EXERCISE INSTRUCTIONS: Count up the lines in the following listing that hold the word "guilty", then give only that count.

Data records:

-- Begin --

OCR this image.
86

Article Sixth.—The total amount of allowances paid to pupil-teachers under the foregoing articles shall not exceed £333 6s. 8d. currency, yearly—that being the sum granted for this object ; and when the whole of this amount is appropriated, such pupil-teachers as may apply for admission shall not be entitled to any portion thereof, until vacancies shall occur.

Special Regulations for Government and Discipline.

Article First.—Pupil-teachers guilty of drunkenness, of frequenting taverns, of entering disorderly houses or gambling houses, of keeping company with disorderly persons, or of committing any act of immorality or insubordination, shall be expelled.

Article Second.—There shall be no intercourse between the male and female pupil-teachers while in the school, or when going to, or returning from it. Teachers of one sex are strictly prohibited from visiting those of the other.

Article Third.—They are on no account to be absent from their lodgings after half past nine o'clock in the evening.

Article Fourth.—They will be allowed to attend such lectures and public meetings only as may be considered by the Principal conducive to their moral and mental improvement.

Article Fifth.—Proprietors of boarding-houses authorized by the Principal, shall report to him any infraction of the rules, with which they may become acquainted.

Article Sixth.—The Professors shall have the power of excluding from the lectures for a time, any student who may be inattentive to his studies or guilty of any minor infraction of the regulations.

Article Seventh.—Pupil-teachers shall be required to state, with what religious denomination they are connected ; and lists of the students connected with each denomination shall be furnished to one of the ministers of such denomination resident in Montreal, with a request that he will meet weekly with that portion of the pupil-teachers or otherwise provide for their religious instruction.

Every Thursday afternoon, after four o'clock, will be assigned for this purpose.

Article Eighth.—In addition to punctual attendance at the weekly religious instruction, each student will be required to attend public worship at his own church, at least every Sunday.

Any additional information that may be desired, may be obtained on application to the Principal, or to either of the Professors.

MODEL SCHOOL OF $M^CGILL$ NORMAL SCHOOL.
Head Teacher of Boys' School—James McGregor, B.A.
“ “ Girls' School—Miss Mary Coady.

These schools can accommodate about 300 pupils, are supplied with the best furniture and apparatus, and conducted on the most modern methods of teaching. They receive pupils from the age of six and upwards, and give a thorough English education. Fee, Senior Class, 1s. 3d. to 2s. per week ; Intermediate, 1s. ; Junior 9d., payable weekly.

-- End --

RESULT OF THE TASK: 2